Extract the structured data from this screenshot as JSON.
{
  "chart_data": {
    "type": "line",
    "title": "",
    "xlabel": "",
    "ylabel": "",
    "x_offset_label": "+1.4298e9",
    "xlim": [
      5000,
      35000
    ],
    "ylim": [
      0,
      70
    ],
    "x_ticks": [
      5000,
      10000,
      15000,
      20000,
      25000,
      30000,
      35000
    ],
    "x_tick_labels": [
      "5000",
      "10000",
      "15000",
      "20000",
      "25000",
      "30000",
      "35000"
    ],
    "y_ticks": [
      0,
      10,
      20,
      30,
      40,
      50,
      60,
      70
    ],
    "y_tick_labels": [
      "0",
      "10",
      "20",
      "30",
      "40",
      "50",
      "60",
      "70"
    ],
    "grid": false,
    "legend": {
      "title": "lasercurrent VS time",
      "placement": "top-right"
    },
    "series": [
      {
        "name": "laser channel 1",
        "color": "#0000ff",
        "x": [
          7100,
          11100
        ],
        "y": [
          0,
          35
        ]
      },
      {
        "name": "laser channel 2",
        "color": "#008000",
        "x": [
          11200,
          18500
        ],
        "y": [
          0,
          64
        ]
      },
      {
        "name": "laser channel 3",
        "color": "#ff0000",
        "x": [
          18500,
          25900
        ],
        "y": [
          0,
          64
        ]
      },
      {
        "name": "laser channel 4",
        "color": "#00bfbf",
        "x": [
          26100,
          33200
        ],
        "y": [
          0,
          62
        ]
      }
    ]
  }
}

= = = =

→ **WHAT THE TASK REQUIRES**
Copy every line that contains the string "name".

→ **EXERCISE ANSWER**
        "name": "laser channel 1",
        "name": "laser channel 2",
        "name": "laser channel 3",
        "name": "laser channel 4",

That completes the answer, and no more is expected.